━━ Source passage ━━

As I write this reflection on one small corner of the Christian and anarchist universe, I recognize that I do not speak for all who have embraced each of these identities. There are Christians exploring the viability of anarchism in contexts like Aotearoa/New Zealand, Australia, the Czech Republic, Sweden, Spain, the United Kingdom and other locations beyond my knowledge. I simply offer the perspective of one woman who has been blessed and encouraged to help facilitate and participate in a movement that is bigger than herself, a movement that has the potential to last well into the future.

━━━
━━ Dataset entries ━━

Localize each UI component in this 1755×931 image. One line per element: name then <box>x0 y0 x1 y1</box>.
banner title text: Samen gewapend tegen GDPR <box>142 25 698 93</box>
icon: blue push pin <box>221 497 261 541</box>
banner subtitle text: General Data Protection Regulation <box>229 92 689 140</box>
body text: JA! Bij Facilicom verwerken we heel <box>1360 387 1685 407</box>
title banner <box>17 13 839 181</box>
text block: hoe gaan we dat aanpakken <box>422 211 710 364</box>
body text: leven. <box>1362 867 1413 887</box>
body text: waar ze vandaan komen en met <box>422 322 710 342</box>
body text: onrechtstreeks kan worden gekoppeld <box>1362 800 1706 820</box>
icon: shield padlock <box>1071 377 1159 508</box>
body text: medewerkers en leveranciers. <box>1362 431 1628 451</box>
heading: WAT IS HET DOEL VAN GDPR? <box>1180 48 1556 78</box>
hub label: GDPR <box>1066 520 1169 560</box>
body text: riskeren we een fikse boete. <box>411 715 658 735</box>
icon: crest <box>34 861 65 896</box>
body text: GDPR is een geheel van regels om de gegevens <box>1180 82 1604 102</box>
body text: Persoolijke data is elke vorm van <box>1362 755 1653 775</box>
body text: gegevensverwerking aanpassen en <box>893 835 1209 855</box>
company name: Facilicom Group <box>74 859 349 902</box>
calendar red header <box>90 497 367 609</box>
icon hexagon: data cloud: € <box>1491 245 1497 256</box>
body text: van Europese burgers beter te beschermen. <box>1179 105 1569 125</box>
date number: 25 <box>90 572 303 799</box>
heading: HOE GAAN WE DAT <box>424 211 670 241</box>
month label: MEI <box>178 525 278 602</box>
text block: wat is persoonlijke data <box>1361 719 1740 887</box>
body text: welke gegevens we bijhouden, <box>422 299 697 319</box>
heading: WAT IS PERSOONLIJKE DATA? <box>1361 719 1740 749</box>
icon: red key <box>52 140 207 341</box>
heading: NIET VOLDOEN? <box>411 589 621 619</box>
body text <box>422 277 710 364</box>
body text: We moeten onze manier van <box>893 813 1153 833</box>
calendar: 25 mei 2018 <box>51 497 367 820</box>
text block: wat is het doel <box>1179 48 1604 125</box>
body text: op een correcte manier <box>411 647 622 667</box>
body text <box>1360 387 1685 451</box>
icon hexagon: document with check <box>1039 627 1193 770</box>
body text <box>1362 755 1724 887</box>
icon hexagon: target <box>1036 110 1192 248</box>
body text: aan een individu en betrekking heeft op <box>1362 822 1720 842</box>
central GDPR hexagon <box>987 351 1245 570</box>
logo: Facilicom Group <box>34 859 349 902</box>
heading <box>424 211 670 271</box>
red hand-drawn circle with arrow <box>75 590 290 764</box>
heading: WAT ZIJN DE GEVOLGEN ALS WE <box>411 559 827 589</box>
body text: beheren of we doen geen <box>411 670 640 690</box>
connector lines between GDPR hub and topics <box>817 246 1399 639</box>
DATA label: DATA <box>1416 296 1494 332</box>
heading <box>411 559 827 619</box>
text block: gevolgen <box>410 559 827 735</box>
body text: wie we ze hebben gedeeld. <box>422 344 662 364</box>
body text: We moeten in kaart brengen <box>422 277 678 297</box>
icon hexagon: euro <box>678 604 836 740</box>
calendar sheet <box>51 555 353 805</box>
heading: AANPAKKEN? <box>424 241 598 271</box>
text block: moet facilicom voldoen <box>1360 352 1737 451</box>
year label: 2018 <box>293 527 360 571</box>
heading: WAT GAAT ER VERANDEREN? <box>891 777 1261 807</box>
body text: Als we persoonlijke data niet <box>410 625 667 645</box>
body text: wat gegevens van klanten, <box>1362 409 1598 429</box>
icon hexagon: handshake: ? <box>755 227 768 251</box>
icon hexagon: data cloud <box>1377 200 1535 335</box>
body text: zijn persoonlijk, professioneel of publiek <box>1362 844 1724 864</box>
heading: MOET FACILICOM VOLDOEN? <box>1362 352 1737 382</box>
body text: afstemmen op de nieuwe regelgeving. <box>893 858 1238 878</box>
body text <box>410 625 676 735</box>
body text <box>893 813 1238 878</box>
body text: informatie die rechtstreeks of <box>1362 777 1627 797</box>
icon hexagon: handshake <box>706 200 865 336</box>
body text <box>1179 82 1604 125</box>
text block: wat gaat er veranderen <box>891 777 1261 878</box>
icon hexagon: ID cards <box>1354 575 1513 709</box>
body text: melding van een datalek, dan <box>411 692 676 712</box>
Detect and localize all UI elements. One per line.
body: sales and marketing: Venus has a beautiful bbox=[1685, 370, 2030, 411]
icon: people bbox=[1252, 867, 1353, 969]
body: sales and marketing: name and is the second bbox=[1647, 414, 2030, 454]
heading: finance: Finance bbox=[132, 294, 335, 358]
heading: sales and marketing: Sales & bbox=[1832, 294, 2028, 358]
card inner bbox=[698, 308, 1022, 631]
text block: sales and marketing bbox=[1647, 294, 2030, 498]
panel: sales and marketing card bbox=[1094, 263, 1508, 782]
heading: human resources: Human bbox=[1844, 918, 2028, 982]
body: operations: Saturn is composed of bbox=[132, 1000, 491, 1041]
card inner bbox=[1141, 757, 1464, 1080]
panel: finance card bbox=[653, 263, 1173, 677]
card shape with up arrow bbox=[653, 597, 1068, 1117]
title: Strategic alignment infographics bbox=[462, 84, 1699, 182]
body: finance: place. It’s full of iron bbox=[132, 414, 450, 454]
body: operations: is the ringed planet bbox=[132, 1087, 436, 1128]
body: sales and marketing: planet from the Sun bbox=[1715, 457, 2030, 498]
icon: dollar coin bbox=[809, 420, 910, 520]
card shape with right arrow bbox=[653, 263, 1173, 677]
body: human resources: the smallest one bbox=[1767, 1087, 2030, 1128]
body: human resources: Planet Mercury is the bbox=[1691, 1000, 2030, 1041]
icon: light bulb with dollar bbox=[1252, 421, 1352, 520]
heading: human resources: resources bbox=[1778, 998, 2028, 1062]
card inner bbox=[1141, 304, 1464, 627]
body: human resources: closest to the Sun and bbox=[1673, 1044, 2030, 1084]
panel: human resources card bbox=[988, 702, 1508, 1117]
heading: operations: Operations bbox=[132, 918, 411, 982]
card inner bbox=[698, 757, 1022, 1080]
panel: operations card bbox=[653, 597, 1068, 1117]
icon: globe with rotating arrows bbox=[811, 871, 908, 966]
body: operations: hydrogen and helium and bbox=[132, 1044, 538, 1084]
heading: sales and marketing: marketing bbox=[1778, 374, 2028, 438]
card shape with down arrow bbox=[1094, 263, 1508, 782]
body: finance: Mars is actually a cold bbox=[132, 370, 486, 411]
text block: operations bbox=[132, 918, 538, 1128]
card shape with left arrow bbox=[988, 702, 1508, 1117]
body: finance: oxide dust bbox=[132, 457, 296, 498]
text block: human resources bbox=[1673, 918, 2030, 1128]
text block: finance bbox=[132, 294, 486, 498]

━━━

Required task A: Summarize the reflection on Christian anarchism in two sentences.
Required task B: Write the next part of the reflection on Christian anarchism, picking up after its final sentence.
The material has no connection to the reflection on Christian anarchism.

Answer A: The writer acknowledges not speaking for everyone who identifies as both Christian and anarchist, and notes that Christians are exploring anarchism in places such as Aotearoa/New Zealand, Australia, the Czech Republic, Sweden, Spain and the United Kingdom. She offers her view as that of one woman blessed and encouraged to help facilitate and take part in a movement bigger than herself, one that could last well into the future.

Answer B:
Nekeisha Alexis-Baker is a Trinidadian-native-turned-New-Yorker who currently calls Elkhart, Indiana home. She is a socially conscious graphic designer for her alma mater, Anabaptist Mennonite Biblical Seminary (AMBS), where she graduated (ironically) with a “Master’s” degree in theological studies. In her daily life, she embodies resistance to hierarchy and dominating power through her vegan practice and advocacy, serving on the anti-racism team at AMBS, cultivating mutually supportive and empowering friendships, and living in interspecies community with her spouse and their carnivore roomies, cats Mocha and Cairo. When she is not fighting The Man, she spends time singing in gospel choirs, dancing and laughing a lot.

Issue 28

This article first appeared in Geez magazine Issue 28, Winter 2012, The Worship and Anarchy Issue.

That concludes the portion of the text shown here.